_Aim of the exercise_
Find every line in the records below that holds the word "субсидий", and copy it out.

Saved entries
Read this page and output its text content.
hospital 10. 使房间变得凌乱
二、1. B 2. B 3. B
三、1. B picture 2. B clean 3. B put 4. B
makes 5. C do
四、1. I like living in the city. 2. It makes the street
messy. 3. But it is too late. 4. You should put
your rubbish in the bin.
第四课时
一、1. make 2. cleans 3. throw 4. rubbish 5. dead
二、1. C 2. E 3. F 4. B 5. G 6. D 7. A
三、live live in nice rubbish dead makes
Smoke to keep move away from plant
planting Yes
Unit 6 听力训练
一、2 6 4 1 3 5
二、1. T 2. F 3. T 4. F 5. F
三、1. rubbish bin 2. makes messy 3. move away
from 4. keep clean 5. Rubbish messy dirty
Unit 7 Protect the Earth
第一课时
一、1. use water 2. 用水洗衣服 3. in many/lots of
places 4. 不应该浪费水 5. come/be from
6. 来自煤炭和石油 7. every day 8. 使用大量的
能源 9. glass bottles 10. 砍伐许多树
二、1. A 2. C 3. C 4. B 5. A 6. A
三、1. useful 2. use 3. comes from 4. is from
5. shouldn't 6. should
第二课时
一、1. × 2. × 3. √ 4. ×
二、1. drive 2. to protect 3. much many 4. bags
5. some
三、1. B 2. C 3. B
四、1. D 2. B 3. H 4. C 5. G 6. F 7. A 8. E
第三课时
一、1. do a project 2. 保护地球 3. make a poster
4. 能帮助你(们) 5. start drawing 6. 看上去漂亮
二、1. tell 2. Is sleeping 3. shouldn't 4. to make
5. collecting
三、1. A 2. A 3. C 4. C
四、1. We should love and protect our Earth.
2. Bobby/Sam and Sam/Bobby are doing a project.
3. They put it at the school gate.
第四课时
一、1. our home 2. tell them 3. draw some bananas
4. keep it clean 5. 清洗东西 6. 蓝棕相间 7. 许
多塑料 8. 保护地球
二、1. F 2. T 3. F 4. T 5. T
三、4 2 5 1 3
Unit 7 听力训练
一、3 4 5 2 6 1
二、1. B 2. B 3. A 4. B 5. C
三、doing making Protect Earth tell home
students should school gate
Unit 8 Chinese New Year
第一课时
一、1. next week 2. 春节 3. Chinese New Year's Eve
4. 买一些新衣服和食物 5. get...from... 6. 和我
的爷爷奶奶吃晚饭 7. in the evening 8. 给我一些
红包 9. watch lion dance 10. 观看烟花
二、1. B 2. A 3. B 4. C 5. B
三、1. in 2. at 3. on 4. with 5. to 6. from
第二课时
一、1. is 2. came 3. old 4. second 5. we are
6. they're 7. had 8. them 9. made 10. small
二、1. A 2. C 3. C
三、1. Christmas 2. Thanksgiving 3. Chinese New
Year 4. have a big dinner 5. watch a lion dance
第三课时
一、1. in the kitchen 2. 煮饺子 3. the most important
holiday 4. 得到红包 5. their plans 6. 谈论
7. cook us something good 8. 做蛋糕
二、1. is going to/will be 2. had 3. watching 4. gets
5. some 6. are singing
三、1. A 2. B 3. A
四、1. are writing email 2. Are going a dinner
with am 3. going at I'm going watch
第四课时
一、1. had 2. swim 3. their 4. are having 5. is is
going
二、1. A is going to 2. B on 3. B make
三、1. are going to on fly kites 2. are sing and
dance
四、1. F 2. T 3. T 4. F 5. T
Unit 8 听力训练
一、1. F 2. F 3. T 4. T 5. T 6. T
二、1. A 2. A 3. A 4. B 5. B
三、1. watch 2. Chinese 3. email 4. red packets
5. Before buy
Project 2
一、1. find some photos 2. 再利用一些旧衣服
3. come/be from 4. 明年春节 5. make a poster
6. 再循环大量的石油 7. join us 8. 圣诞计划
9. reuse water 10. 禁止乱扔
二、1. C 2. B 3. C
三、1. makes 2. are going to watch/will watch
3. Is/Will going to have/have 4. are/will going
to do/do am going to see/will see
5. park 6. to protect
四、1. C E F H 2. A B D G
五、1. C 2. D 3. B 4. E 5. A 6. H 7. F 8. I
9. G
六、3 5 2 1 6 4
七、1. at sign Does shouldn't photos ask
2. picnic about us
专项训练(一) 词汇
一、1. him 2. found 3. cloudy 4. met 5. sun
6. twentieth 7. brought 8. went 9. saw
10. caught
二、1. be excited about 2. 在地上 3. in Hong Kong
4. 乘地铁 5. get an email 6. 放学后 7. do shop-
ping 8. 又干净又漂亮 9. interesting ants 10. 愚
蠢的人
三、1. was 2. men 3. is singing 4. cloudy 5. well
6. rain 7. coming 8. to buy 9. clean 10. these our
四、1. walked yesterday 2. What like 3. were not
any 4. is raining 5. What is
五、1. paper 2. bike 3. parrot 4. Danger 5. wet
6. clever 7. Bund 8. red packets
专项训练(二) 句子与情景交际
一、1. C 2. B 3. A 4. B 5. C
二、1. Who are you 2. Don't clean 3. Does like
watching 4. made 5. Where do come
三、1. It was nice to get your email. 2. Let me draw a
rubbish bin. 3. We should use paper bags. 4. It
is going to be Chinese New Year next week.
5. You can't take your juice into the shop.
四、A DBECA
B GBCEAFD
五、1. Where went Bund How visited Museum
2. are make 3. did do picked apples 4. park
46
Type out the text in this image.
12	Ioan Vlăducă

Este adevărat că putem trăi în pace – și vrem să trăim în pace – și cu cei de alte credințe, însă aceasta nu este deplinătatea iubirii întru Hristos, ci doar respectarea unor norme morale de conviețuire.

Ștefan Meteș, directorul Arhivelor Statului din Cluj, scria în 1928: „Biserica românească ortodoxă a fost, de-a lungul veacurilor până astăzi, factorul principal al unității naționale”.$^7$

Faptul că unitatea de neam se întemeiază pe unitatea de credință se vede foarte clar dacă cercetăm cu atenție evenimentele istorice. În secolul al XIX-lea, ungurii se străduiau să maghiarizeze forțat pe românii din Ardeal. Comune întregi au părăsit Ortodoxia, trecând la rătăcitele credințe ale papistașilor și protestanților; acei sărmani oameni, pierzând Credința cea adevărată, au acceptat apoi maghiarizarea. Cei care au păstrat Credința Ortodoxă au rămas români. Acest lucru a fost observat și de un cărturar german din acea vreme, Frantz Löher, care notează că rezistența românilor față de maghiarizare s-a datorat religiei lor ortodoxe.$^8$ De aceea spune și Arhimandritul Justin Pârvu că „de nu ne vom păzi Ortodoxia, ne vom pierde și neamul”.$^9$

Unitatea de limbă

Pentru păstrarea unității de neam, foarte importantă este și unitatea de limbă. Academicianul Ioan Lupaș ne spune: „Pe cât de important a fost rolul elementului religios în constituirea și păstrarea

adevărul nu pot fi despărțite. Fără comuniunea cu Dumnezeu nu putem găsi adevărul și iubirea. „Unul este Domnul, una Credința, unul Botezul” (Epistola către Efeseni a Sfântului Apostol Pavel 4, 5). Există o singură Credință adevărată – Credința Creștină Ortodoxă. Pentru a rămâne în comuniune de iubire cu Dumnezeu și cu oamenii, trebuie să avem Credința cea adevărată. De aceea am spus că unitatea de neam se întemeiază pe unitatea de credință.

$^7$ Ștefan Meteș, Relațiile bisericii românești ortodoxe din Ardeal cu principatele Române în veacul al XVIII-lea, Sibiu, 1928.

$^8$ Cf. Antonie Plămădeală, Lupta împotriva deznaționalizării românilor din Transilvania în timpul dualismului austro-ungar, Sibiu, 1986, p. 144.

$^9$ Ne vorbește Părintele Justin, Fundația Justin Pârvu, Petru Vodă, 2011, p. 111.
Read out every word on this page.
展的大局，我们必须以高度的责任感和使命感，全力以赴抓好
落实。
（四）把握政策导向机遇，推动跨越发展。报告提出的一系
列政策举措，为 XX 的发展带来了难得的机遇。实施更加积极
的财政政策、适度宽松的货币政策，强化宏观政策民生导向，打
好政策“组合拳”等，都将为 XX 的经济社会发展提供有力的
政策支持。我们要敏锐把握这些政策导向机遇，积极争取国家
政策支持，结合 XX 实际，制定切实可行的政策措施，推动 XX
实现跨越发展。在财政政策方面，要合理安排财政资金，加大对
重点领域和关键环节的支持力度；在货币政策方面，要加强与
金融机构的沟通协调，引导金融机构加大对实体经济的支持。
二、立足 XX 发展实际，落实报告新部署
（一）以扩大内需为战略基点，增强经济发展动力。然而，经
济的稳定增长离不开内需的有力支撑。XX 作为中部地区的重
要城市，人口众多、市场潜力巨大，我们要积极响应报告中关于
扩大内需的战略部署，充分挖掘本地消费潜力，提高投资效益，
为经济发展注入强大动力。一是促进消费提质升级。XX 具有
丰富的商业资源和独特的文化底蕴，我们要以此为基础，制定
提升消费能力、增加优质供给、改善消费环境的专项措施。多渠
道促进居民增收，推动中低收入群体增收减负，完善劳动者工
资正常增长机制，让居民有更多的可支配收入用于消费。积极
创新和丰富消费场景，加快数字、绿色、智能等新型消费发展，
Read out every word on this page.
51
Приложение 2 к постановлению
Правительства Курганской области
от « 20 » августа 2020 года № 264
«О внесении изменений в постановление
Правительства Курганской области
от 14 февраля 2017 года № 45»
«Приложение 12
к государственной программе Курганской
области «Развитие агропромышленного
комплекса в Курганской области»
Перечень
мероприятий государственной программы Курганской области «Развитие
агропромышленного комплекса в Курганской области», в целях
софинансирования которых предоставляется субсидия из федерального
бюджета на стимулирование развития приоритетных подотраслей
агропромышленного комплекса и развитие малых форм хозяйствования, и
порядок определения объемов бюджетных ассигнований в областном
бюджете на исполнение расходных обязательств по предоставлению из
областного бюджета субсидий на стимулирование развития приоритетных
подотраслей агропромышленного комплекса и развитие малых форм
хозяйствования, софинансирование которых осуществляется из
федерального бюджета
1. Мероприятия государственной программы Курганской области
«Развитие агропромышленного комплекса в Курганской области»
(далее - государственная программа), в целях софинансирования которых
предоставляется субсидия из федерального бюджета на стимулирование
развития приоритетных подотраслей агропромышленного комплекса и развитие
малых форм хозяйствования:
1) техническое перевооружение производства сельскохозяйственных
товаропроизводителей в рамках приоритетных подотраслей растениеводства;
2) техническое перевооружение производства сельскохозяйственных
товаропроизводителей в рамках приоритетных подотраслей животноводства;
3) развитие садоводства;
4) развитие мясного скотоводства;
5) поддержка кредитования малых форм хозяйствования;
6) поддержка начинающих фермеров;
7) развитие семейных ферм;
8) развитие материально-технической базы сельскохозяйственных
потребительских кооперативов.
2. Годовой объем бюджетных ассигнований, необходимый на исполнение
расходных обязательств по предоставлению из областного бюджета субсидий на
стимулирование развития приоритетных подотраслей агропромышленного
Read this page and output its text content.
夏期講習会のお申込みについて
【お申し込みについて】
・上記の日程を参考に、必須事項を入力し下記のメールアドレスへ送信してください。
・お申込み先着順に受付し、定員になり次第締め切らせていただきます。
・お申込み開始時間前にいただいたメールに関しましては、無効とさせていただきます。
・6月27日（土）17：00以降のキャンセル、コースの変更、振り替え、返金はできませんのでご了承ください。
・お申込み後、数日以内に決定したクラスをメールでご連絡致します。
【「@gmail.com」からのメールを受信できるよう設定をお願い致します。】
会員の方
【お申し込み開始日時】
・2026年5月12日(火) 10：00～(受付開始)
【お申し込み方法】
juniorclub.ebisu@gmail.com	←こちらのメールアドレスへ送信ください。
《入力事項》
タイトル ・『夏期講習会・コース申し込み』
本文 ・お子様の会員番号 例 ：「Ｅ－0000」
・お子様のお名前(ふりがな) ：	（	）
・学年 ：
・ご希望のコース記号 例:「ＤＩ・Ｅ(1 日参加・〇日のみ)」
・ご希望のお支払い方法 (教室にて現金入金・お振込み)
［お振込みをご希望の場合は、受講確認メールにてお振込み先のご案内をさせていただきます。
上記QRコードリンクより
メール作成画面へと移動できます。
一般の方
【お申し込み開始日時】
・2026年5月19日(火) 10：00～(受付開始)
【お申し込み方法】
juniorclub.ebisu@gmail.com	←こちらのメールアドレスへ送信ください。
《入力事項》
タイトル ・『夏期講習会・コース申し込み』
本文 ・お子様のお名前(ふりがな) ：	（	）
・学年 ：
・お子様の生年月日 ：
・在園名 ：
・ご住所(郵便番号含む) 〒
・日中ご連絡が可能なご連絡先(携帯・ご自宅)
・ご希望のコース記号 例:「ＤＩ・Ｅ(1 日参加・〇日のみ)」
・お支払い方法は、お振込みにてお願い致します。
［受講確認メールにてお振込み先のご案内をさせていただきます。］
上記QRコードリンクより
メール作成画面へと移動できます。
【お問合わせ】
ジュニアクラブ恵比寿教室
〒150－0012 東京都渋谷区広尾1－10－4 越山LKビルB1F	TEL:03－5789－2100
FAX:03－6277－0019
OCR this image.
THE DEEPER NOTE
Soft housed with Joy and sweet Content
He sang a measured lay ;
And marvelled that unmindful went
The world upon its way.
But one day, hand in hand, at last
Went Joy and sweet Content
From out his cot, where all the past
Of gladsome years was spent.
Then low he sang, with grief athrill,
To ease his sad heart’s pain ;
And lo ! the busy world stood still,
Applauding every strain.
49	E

_Task output_
областного бюджета субсидий на стимулирование развития приоритетных
расходных обязательств по предоставлению из областного бюджета субсидий на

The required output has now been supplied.